Reproduce every line of the items below word for word, omitting the pictures.
____________________
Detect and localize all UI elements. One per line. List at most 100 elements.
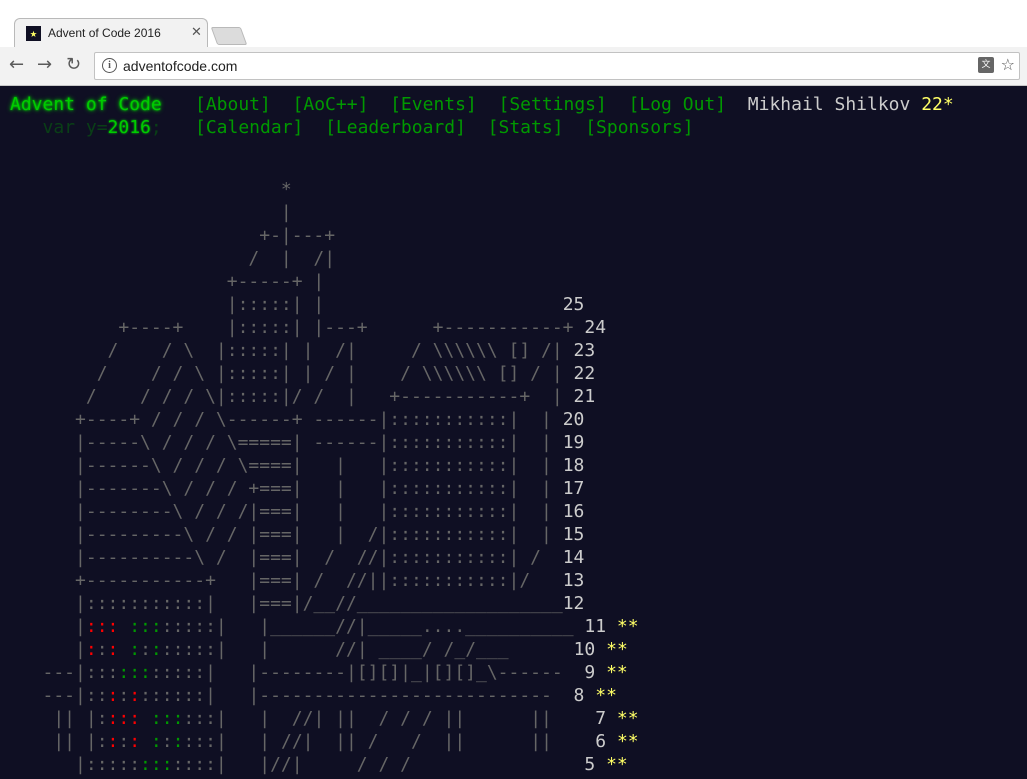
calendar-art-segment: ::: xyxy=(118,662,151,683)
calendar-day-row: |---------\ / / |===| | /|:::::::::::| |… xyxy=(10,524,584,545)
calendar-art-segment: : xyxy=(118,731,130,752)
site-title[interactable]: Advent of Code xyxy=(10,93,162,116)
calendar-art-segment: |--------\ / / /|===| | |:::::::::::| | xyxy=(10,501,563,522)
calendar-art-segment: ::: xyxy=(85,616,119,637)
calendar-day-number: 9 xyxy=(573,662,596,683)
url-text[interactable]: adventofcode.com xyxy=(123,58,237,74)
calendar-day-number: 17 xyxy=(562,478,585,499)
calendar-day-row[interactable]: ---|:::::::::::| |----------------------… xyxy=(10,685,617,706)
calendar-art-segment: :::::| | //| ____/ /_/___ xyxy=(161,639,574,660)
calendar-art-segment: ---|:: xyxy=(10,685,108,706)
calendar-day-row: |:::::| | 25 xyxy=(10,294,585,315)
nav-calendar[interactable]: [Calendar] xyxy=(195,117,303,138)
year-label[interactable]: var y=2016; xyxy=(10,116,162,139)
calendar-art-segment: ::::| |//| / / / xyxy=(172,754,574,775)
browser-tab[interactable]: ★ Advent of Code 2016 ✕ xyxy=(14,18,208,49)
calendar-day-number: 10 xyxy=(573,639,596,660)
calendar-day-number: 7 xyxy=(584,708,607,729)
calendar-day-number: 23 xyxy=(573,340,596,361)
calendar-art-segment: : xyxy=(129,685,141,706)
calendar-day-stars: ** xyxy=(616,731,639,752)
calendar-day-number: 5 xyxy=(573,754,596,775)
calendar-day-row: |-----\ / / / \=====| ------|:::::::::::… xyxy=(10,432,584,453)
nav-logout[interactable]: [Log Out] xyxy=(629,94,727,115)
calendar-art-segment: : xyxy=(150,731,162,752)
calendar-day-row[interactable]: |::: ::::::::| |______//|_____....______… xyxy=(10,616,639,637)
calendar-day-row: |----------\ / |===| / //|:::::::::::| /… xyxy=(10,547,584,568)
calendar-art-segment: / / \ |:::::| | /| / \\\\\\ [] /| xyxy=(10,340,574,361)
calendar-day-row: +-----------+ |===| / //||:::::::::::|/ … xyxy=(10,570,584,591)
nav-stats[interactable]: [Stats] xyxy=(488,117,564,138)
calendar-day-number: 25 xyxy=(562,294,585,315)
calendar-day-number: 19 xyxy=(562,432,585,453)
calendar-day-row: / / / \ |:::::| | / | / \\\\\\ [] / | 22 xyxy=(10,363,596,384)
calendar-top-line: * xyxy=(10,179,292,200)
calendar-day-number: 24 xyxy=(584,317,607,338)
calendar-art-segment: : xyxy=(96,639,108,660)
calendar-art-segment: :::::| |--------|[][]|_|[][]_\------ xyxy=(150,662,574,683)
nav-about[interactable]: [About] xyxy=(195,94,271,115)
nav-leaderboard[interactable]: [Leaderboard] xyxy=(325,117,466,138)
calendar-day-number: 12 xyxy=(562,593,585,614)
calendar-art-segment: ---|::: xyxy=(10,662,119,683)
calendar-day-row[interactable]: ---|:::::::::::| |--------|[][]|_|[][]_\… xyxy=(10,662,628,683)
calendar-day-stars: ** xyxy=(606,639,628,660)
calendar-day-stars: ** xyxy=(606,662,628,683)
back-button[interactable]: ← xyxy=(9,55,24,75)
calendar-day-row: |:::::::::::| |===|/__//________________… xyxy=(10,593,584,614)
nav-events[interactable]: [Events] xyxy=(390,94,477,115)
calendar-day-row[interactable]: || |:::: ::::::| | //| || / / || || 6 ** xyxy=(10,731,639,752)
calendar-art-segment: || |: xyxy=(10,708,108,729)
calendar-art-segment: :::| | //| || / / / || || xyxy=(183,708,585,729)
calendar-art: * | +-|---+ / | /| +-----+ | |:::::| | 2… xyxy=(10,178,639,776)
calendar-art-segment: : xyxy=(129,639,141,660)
____________________
Written solution.
Detect and localize all UI elements. One per line. List at most 100 elements.
calendar-art-segment: ::: xyxy=(118,662,151,683)
calendar-day-row: |---------\ / / |===| | /|:::::::::::| |… xyxy=(10,524,584,545)
calendar-art-segment: : xyxy=(118,731,130,752)
site-title[interactable]: Advent of Code xyxy=(10,93,162,116)
calendar-art-segment: |--------\ / / /|===| | |:::::::::::| | xyxy=(10,501,563,522)
calendar-art-segment: ::: xyxy=(85,616,119,637)
calendar-day-number: 9 xyxy=(573,662,596,683)
url-text[interactable]: adventofcode.com xyxy=(123,58,237,74)
calendar-day-number: 17 xyxy=(562,478,585,499)
calendar-day-row[interactable]: ---|:::::::::::| |----------------------… xyxy=(10,685,617,706)
calendar-art-segment: :::::| | //| ____/ /_/___ xyxy=(161,639,574,660)
calendar-art-segment: ---|:: xyxy=(10,685,108,706)
calendar-day-row: |:::::| | 25 xyxy=(10,294,585,315)
nav-calendar[interactable]: [Calendar] xyxy=(195,117,303,138)
year-label[interactable]: var y=2016; xyxy=(10,116,162,139)
calendar-art-segment: ::::| |//| / / / xyxy=(172,754,574,775)
browser-tab[interactable]: ★ Advent of Code 2016 ✕ xyxy=(14,18,208,49)
calendar-day-number: 10 xyxy=(573,639,596,660)
calendar-day-number: 7 xyxy=(584,708,607,729)
calendar-day-number: 23 xyxy=(573,340,596,361)
calendar-art-segment: : xyxy=(129,685,141,706)
calendar-day-stars: ** xyxy=(616,731,639,752)
calendar-day-number: 5 xyxy=(573,754,596,775)
calendar-day-row: |-----\ / / / \=====| ------|:::::::::::… xyxy=(10,432,584,453)
nav-logout[interactable]: [Log Out] xyxy=(629,94,727,115)
calendar-art-segment: : xyxy=(150,731,162,752)
calendar-day-row[interactable]: |::: ::::::::| |______//|_____....______… xyxy=(10,616,639,637)
calendar-day-row: |----------\ / |===| / //|:::::::::::| /… xyxy=(10,547,584,568)
calendar-art-segment: / / \ |:::::| | /| / \\\\\\ [] /| xyxy=(10,340,574,361)
calendar-day-row: +-----------+ |===| / //||:::::::::::|/ … xyxy=(10,570,584,591)
nav-stats[interactable]: [Stats] xyxy=(488,117,564,138)
calendar-day-number: 25 xyxy=(562,294,585,315)
calendar-day-number: 19 xyxy=(562,432,585,453)
calendar-day-row: / / / \ |:::::| | / | / \\\\\\ [] / | 22 xyxy=(10,363,596,384)
calendar-top-line: * xyxy=(10,179,292,200)
calendar-day-number: 24 xyxy=(584,317,607,338)
calendar-art-segment: : xyxy=(96,639,108,660)
calendar-art-segment: :::::| |--------|[][]|_|[][]_\------ xyxy=(150,662,574,683)
nav-about[interactable]: [About] xyxy=(195,94,271,115)
nav-leaderboard[interactable]: [Leaderboard] xyxy=(325,117,466,138)
calendar-day-number: 12 xyxy=(562,593,585,614)
calendar-art-segment: ---|::: xyxy=(10,662,119,683)
calendar-day-row[interactable]: ---|:::::::::::| |--------|[][]|_|[][]_\… xyxy=(10,662,628,683)
calendar-day-stars: ** xyxy=(606,639,628,660)
calendar-day-stars: ** xyxy=(606,662,628,683)
back-button[interactable]: ← xyxy=(9,55,24,75)
calendar-day-row: |:::::::::::| |===|/__//________________… xyxy=(10,593,584,614)
nav-events[interactable]: [Events] xyxy=(390,94,477,115)
calendar-day-row[interactable]: || |:::: ::::::| | //| || / / || || 6 ** xyxy=(10,731,639,752)
calendar-art-segment: || |: xyxy=(10,708,108,729)
calendar-art-segment: :::| | //| || / / / || || xyxy=(183,708,585,729)
calendar-art: * | +-|---+ / | /| +-----+ | |:::::| | 2… xyxy=(10,178,639,776)
calendar-art-segment: : xyxy=(129,639,141,660)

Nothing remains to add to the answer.